§ Recorded information
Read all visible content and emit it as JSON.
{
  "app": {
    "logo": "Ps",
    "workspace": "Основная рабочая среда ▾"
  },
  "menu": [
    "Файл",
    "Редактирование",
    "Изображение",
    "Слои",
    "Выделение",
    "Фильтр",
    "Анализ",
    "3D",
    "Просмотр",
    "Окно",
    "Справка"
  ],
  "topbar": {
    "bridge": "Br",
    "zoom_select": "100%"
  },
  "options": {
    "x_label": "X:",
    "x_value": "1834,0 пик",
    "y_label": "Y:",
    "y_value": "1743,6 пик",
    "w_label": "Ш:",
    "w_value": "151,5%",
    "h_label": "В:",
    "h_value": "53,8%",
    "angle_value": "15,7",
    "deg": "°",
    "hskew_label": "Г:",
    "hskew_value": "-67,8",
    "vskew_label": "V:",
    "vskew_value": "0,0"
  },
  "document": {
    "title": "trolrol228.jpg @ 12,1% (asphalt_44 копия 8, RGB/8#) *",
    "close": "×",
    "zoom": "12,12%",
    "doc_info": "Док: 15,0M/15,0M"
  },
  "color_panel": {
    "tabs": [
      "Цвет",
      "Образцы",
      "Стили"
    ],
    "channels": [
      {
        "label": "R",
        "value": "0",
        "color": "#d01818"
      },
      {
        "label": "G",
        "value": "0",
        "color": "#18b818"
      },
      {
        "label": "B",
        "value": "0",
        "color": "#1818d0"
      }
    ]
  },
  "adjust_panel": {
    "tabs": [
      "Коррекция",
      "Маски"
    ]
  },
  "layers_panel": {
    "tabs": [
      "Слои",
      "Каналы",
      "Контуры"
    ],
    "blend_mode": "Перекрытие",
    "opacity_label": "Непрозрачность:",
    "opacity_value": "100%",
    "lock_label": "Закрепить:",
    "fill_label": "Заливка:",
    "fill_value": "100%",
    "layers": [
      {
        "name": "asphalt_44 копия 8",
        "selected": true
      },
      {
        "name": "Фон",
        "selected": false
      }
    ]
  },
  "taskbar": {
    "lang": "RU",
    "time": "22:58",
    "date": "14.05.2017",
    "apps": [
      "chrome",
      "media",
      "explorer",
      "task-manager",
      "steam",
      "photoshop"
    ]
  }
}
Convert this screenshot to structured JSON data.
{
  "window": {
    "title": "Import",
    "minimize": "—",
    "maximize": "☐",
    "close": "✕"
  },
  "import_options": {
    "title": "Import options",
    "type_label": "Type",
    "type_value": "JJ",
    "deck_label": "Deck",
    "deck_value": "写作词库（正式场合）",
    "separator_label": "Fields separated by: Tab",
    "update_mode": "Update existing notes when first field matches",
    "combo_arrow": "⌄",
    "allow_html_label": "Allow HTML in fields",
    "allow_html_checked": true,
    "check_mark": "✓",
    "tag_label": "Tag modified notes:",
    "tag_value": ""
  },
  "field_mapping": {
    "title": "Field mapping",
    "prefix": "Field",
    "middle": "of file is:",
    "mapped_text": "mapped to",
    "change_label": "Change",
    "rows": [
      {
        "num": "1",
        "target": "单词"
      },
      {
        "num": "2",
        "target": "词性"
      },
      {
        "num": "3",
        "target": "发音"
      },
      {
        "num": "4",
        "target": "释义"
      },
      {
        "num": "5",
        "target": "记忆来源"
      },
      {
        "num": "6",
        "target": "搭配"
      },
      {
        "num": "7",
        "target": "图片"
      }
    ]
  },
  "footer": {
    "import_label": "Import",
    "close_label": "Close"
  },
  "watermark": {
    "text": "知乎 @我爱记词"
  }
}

§ Your objective
Copy out all of the records above with nothing altered.

§ The result
Read all visible content and emit it as JSON.
{
  "app": {
    "logo": "Ps",
    "workspace": "Основная рабочая среда ▾"
  },
  "menu": [
    "Файл",
    "Редактирование",
    "Изображение",
    "Слои",
    "Выделение",
    "Фильтр",
    "Анализ",
    "3D",
    "Просмотр",
    "Окно",
    "Справка"
  ],
  "topbar": {
    "bridge": "Br",
    "zoom_select": "100%"
  },
  "options": {
    "x_label": "X:",
    "x_value": "1834,0 пик",
    "y_label": "Y:",
    "y_value": "1743,6 пик",
    "w_label": "Ш:",
    "w_value": "151,5%",
    "h_label": "В:",
    "h_value": "53,8%",
    "angle_value": "15,7",
    "deg": "°",
    "hskew_label": "Г:",
    "hskew_value": "-67,8",
    "vskew_label": "V:",
    "vskew_value": "0,0"
  },
  "document": {
    "title": "trolrol228.jpg @ 12,1% (asphalt_44 копия 8, RGB/8#) *",
    "close": "×",
    "zoom": "12,12%",
    "doc_info": "Док: 15,0M/15,0M"
  },
  "color_panel": {
    "tabs": [
      "Цвет",
      "Образцы",
      "Стили"
    ],
    "channels": [
      {
        "label": "R",
        "value": "0",
        "color": "#d01818"
      },
      {
        "label": "G",
        "value": "0",
        "color": "#18b818"
      },
      {
        "label": "B",
        "value": "0",
        "color": "#1818d0"
      }
    ]
  },
  "adjust_panel": {
    "tabs": [
      "Коррекция",
      "Маски"
    ]
  },
  "layers_panel": {
    "tabs": [
      "Слои",
      "Каналы",
      "Контуры"
    ],
    "blend_mode": "Перекрытие",
    "opacity_label": "Непрозрачность:",
    "opacity_value": "100%",
    "lock_label": "Закрепить:",
    "fill_label": "Заливка:",
    "fill_value": "100%",
    "layers": [
      {
        "name": "asphalt_44 копия 8",
        "selected": true
      },
      {
        "name": "Фон",
        "selected": false
      }
    ]
  },
  "taskbar": {
    "lang": "RU",
    "time": "22:58",
    "date": "14.05.2017",
    "apps": [
      "chrome",
      "media",
      "explorer",
      "task-manager",
      "steam",
      "photoshop"
    ]
  }
}
Convert this screenshot to structured JSON data.
{
  "window": {
    "title": "Import",
    "minimize": "—",
    "maximize": "☐",
    "close": "✕"
  },
  "import_options": {
    "title": "Import options",
    "type_label": "Type",
    "type_value": "JJ",
    "deck_label": "Deck",
    "deck_value": "写作词库（正式场合）",
    "separator_label": "Fields separated by: Tab",
    "update_mode": "Update existing notes when first field matches",
    "combo_arrow": "⌄",
    "allow_html_label": "Allow HTML in fields",
    "allow_html_checked": true,
    "check_mark": "✓",
    "tag_label": "Tag modified notes:",
    "tag_value": ""
  },
  "field_mapping": {
    "title": "Field mapping",
    "prefix": "Field",
    "middle": "of file is:",
    "mapped_text": "mapped to",
    "change_label": "Change",
    "rows": [
      {
        "num": "1",
        "target": "单词"
      },
      {
        "num": "2",
        "target": "词性"
      },
      {
        "num": "3",
        "target": "发音"
      },
      {
        "num": "4",
        "target": "释义"
      },
      {
        "num": "5",
        "target": "记忆来源"
      },
      {
        "num": "6",
        "target": "搭配"
      },
      {
        "num": "7",
        "target": "图片"
      }
    ]
  },
  "footer": {
    "import_label": "Import",
    "close_label": "Close"
  },
  "watermark": {
    "text": "知乎 @我爱记词"
  }
}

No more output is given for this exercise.